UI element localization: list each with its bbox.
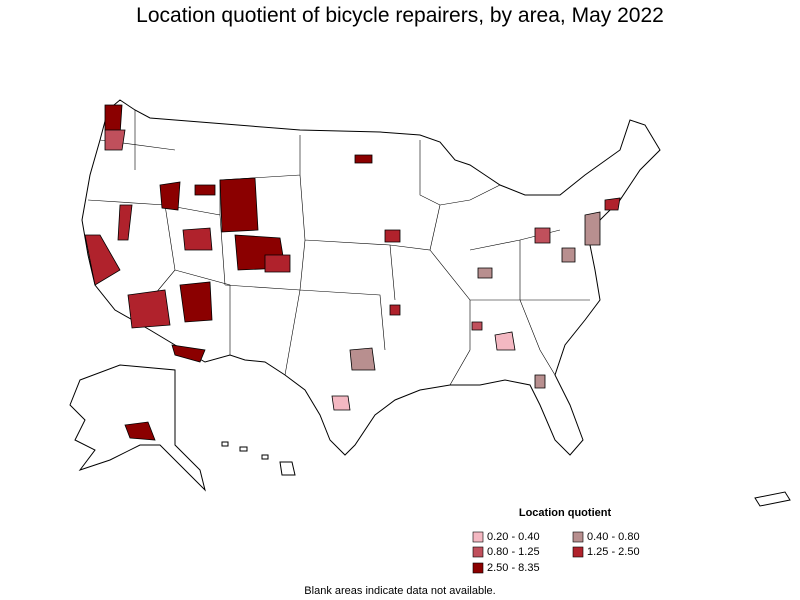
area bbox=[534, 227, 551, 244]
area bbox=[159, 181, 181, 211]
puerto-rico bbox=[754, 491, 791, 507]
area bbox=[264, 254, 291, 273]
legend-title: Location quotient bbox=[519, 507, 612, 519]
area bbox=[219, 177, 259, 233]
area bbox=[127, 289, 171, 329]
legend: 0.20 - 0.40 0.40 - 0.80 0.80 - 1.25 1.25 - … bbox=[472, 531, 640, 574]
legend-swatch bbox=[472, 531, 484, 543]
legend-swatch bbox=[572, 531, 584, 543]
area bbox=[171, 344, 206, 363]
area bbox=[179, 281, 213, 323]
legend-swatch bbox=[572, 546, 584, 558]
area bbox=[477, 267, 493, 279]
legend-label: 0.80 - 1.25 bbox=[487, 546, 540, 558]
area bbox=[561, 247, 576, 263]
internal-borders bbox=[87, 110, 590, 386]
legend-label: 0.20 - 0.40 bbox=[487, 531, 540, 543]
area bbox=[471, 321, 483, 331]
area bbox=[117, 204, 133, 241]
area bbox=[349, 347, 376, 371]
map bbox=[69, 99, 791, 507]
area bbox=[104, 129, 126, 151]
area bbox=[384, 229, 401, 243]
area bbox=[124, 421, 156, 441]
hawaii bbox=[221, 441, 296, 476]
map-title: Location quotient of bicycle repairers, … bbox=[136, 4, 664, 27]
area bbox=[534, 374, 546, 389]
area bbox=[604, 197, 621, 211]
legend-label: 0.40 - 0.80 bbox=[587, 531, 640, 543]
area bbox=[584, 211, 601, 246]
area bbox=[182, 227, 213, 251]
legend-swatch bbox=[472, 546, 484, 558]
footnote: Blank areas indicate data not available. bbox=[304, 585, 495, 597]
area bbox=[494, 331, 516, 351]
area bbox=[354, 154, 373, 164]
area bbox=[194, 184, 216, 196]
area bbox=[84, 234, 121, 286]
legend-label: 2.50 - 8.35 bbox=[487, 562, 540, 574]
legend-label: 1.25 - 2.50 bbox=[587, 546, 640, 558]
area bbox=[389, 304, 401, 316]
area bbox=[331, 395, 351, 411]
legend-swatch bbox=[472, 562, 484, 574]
______
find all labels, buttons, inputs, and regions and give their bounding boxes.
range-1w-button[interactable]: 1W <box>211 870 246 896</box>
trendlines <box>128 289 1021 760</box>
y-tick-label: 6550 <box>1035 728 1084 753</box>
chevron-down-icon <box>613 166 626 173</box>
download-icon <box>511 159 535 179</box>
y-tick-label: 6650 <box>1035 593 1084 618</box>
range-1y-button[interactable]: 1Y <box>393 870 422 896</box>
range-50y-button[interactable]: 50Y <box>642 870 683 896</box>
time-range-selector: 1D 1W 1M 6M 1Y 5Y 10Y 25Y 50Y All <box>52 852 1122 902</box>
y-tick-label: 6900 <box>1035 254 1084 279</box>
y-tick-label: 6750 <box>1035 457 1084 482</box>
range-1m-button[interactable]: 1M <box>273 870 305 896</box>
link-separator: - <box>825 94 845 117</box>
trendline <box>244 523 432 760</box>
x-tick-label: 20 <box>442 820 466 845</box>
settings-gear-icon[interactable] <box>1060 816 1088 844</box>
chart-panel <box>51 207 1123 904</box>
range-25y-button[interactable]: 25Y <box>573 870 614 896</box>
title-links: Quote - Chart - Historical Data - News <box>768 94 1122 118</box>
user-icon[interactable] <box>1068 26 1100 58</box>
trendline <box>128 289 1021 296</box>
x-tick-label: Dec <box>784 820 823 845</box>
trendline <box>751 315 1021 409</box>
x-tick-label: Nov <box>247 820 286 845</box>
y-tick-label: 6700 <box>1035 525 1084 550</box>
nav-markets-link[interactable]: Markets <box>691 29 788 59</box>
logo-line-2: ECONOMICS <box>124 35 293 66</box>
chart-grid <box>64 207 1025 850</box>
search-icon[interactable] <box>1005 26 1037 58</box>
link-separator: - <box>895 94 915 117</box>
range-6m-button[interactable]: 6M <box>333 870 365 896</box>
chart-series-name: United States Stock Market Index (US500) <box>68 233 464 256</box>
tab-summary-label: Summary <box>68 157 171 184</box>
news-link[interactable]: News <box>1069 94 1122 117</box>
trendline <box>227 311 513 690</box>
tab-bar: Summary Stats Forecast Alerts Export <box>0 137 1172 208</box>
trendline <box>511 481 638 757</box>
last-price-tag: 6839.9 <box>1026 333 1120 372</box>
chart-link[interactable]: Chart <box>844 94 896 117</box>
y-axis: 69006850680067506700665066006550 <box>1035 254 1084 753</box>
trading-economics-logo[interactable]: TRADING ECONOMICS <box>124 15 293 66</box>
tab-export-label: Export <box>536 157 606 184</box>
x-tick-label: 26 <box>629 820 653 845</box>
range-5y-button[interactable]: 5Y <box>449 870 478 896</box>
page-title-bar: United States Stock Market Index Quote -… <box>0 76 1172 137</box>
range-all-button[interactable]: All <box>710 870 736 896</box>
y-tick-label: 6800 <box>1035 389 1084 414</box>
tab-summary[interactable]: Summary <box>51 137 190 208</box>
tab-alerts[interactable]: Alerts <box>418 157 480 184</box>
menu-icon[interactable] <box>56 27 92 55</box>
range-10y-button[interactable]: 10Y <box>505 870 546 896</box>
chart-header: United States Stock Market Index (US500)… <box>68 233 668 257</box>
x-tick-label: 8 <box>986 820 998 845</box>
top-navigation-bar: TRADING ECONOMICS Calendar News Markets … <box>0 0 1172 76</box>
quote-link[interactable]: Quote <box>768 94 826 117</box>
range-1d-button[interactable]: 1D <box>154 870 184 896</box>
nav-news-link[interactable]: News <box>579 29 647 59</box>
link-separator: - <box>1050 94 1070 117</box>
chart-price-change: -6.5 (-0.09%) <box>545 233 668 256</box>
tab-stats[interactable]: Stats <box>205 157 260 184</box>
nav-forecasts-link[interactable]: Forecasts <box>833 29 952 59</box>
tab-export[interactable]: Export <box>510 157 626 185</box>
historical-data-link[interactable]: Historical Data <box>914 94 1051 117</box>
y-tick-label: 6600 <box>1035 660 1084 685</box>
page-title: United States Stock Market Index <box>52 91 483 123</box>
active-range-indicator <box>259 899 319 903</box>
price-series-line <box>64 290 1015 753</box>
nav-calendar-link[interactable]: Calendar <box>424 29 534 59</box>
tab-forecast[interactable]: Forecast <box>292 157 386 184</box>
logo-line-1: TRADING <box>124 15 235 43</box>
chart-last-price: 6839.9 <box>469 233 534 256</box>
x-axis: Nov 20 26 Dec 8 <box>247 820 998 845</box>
______
YOUR TASK: Rename "y-tick-label" to "y-axis-label" in the records from the line with "find all labels, buttons, inputs, and" to the line with "range-1m-button[interactable]: 1M <box>273", and give only those lines with nothing else changed.

SOLUTION FOR THIS EXERCISE:
find all labels, buttons, inputs, and regions and give their bounding boxes.
range-1w-button[interactable]: 1W <box>211 870 246 896</box>
trendlines <box>128 289 1021 760</box>
y-axis-label: 6550 <box>1035 728 1084 753</box>
chevron-down-icon <box>613 166 626 173</box>
download-icon <box>511 159 535 179</box>
y-axis-label: 6650 <box>1035 593 1084 618</box>
range-1y-button[interactable]: 1Y <box>393 870 422 896</box>
range-50y-button[interactable]: 50Y <box>642 870 683 896</box>
time-range-selector: 1D 1W 1M 6M 1Y 5Y 10Y 25Y 50Y All <box>52 852 1122 902</box>
y-axis-label: 6900 <box>1035 254 1084 279</box>
y-axis-label: 6750 <box>1035 457 1084 482</box>
range-1m-button[interactable]: 1M <box>273 870 305 896</box>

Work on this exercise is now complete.